--- Start of Reading text ---
For screenwriters who pour endless hours watching the cursor dance back and forth on blank pages as they create a new world of characters for an audience, I have great news for you: you are simultaneously creating a protectable work and building an intellectual property asset.
However, understanding the basic legal aspects of copyright law to protect and commercially exploit your work is critical to navigating the entertainment business. Here are 5 things screenwriters should know about copyright law:
There is a common misconception that copyright law protects ideas or concepts, which is not the case. I have clients who sometimes ask how they can protect the concept of their show or movie. I hate to break the news, but copyright law does not protect ideas but the expression of those ideas. Having a mere logline and general story concept is not enough for copyright protection. For greater copyright protection, it is better to flesh out your story either through a synopsis or treatment.
Learn the best way to structure your screenplay with this free guide.
2. Copyright law can protect not only your script, but also your treatments and characters.
Copyrighting your scripts before pitching or sharing them with third parties is critical. However, copyrighting your treatments and character descriptions/analysis is just as critical to protecting the expression of your ideas in narrative form. In some cases, a fictional character becomes an even bigger entity separate and distinct from the story in which the character is placed that would warrant separate copyright protection apart from the script. In cases where a story is very much character-driven and/or the character(s) can create a spinoff or a whole franchise than the project in which the characters initially appear, it is best to file a separate copyright to receive broad protection over the character.
--- End of Reading text ---
## Stated task 1
Retype the lines of the listing between the line containing "- ruler-tick: [775, 78, 777, 91]" and the line containing "- stepper-icon[interactable]: ⇕: [622, 57, 627, 69]", inclusive.
--- Start of The records ---
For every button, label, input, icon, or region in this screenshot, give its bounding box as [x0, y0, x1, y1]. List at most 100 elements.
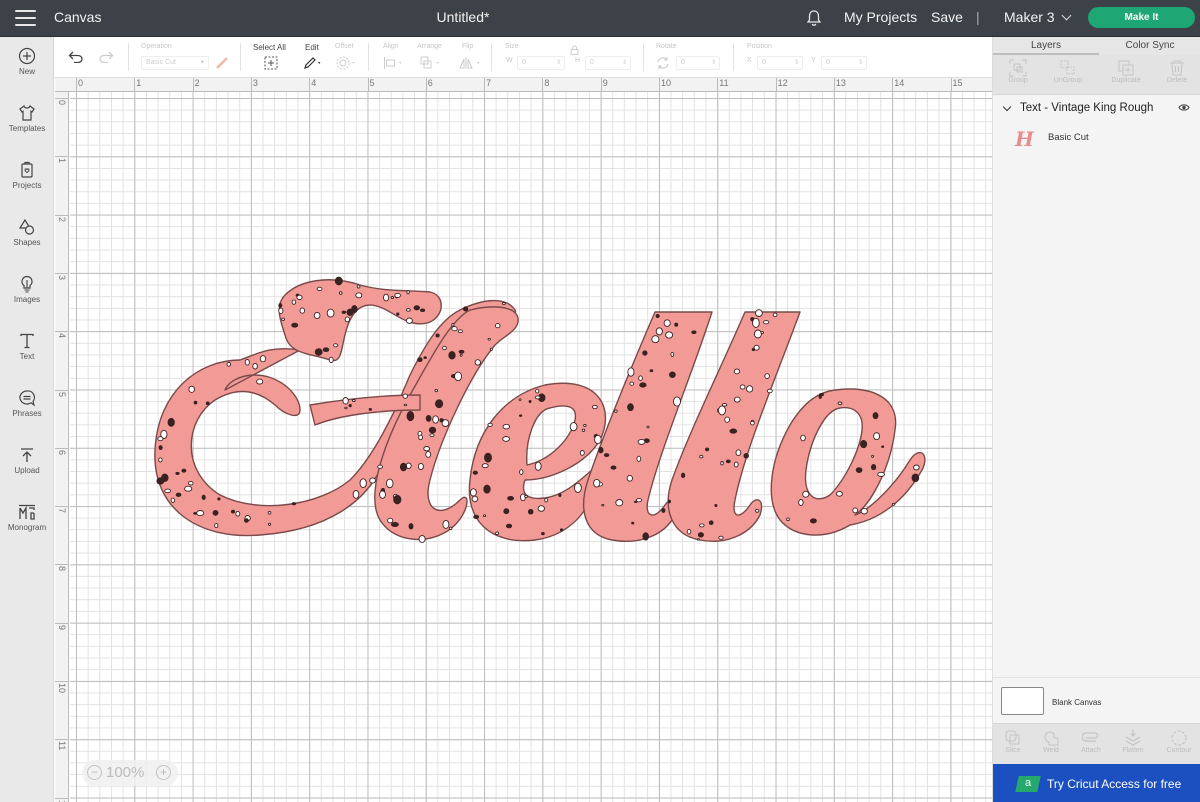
- ruler-tick: [775, 78, 777, 91]
- layer-item-name: Basic Cut: [1048, 132, 1089, 143]
- ruler-tick: [55, 156, 68, 158]
- y-position-input[interactable]: 0 ⇕: [821, 56, 867, 70]
- ruler-tick: [600, 78, 602, 91]
- weld-button[interactable]: Weld: [1031, 729, 1071, 754]
- sidebar-item-label: Upload: [14, 466, 40, 475]
- blank-canvas-row[interactable]: Blank Canvas: [993, 677, 1200, 723]
- undo-icon[interactable]: [68, 51, 84, 63]
- zoom-out-button[interactable]: −: [87, 765, 102, 780]
- stepper-icon[interactable]: ⇕: [794, 57, 799, 69]
- ruler-tick: [55, 564, 68, 566]
- ruler-tick-label: 11: [719, 78, 729, 88]
- height-value: 0: [590, 59, 594, 66]
- chevron-down-icon[interactable]: [1002, 102, 1012, 112]
- ruler-tick-label: 9: [602, 78, 608, 88]
- eye-icon[interactable]: [1178, 103, 1190, 112]
- select-all-icon[interactable]: [264, 56, 278, 70]
- stepper-icon[interactable]: ⇕: [622, 57, 627, 69]
- stepper-icon[interactable]: ⇕: [711, 57, 716, 69]
- sidebar-item-shapes[interactable]: Shapes: [0, 208, 54, 265]
- operation-label: Operation: [141, 43, 172, 50]
- sidebar-item-text[interactable]: Text: [0, 322, 54, 379]
- rotate-input[interactable]: 0 ⇕: [676, 56, 720, 70]
- ruler-tick-label: 8: [544, 78, 550, 88]
- left-sidebar: New Templates Projects Shapes Images Tex…: [0, 37, 54, 802]
- operation-value: Basic Cut: [146, 59, 176, 66]
- ruler-tick: [55, 272, 68, 274]
- ruler-tick-label: 7: [486, 78, 492, 88]
- bell-icon[interactable]: [806, 9, 822, 27]
- sidebar-item-new[interactable]: New: [0, 37, 54, 94]
- width-input[interactable]: 0 ⇕: [517, 56, 565, 70]
- ruler-tick: [659, 78, 660, 91]
- tab-layers[interactable]: Layers: [993, 37, 1099, 55]
- offset-icon[interactable]: [336, 56, 358, 70]
- redo-icon[interactable]: [98, 51, 114, 63]
- ruler-tick: [950, 78, 952, 91]
- ruler-tick-label: 10: [57, 683, 67, 694]
- combine-actions: Slice Weld Attach Flatten Contour: [993, 723, 1200, 764]
- panel-tabs: Layers Color Sync: [993, 37, 1200, 55]
- x-position-input[interactable]: 0 ⇕: [757, 56, 803, 70]
- speech-bubble-icon: [19, 390, 36, 407]
- machine-selector[interactable]: Maker 3: [1004, 9, 1072, 25]
- attach-label: Attach: [1081, 747, 1101, 754]
- operation-select[interactable]: Basic Cut ▾: [141, 56, 209, 70]
- header-separator: |: [976, 9, 980, 25]
- flip-icon[interactable]: [459, 56, 483, 70]
- sidebar-item-label: Projects: [12, 181, 42, 190]
- attach-button[interactable]: Attach: [1071, 729, 1111, 754]
- ruler-tick: [55, 331, 68, 333]
- sidebar-item-label: Monogram: [7, 523, 47, 532]
- sidebar-item-monogram[interactable]: Monogram: [0, 493, 54, 550]
- group-button[interactable]: Group: [993, 59, 1043, 84]
- lock-icon[interactable]: [570, 45, 579, 55]
- slice-button[interactable]: Slice: [993, 729, 1033, 754]
- arrange-icon[interactable]: [420, 56, 442, 70]
- document-title[interactable]: Untitled*: [0, 9, 926, 25]
- stepper-icon[interactable]: ⇕: [556, 57, 561, 69]
- tab-color-sync[interactable]: Color Sync: [1099, 37, 1200, 55]
- duplicate-button[interactable]: Duplicate: [1101, 59, 1151, 84]
- design-canvas[interactable]: [70, 92, 992, 802]
- ruler-tick-label: 7: [57, 508, 67, 514]
- plus-circle-icon: [18, 47, 36, 65]
- delete-button[interactable]: Delete: [1155, 59, 1199, 84]
- layer-group-name: Text - Vintage King Rough: [1020, 102, 1154, 114]
- zoom-in-button[interactable]: +: [156, 765, 171, 780]
- edit-pencil-icon[interactable]: [303, 56, 323, 70]
- sidebar-item-images[interactable]: Images: [0, 265, 54, 322]
- my-projects-link[interactable]: My Projects: [844, 9, 917, 25]
- make-it-button[interactable]: Make It: [1088, 7, 1195, 28]
- ruler-tick: [55, 214, 68, 216]
- sidebar-item-templates[interactable]: Templates: [0, 94, 54, 151]
- stepper-icon[interactable]: ⇕: [858, 57, 863, 69]
- align-icon[interactable]: [383, 56, 405, 70]
- layer-group-row[interactable]: Text - Vintage King Rough: [993, 100, 1200, 118]
- rotate-icon[interactable]: [656, 56, 670, 70]
- cricut-access-banner[interactable]: a Try Cricut Access for free: [993, 764, 1200, 802]
- ruler-tick: [55, 622, 68, 624]
- pen-color-icon[interactable]: [215, 56, 229, 70]
- canvas-swatch[interactable]: [1001, 687, 1044, 715]
- contour-label: Contour: [1166, 747, 1192, 754]
- ruler-tick: [55, 389, 68, 391]
- sidebar-item-upload[interactable]: Upload: [0, 436, 54, 493]
- height-input[interactable]: 0 ⇕: [585, 56, 631, 70]
- rotate-label: Rotate: [656, 43, 677, 50]
- ruler-tick: [484, 78, 486, 91]
- toolbar-divider: [128, 43, 129, 71]
- ruler-tick-label: 12: [777, 78, 788, 88]
- blank-canvas-label: Blank Canvas: [1052, 698, 1102, 707]
- sidebar-item-projects[interactable]: Projects: [0, 151, 54, 208]
- contour-button[interactable]: Contour: [1159, 729, 1199, 754]
- save-button[interactable]: Save: [931, 9, 963, 25]
- ruler-tick-label: 2: [57, 216, 67, 222]
- layer-item[interactable]: H Basic Cut: [993, 125, 1200, 151]
- ungroup-button[interactable]: UnGroup: [1043, 59, 1093, 84]
- access-badge-letter: a: [1025, 777, 1032, 789]
- flatten-button[interactable]: Flatten: [1113, 729, 1153, 754]
- ruler-tick: [367, 78, 369, 91]
- ruler-tick-label: 0: [57, 100, 67, 106]
- sidebar-item-phrases[interactable]: Phrases: [0, 379, 54, 436]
--- End of The records ---
## Stated task 2
Echo the passage on copyright for screenwriters from "Learn the best" through "treatments and characters.", inclusive.

## Worked answer 1
- ruler-tick: [775, 78, 777, 91]
- layer-item-name: Basic Cut: [1048, 132, 1089, 143]
- ruler-tick: [55, 156, 68, 158]
- y-position-input[interactable]: 0 ⇕: [821, 56, 867, 70]
- ruler-tick: [600, 78, 602, 91]
- weld-button[interactable]: Weld: [1031, 729, 1071, 754]
- sidebar-item-label: Upload: [14, 466, 40, 475]
- blank-canvas-row[interactable]: Blank Canvas: [993, 677, 1200, 723]
- undo-icon[interactable]: [68, 51, 84, 63]
- zoom-out-button[interactable]: −: [87, 765, 102, 780]
- stepper-icon[interactable]: ⇕: [794, 57, 799, 69]
- ruler-tick: [55, 564, 68, 566]
- ruler-tick-label: 11: [719, 78, 729, 88]
- height-value: 0: [590, 59, 594, 66]
- chevron-down-icon[interactable]: [1002, 102, 1012, 112]
- ruler-tick-label: 9: [602, 78, 608, 88]
- eye-icon[interactable]: [1178, 103, 1190, 112]
- select-all-icon[interactable]: [264, 56, 278, 70]
- stepper-icon[interactable]: ⇕: [622, 57, 627, 69]

## Worked answer 2
Learn the best way to structure your screenplay with this free guide.
2. Copyright law can protect not only your script, but also your treatments and characters.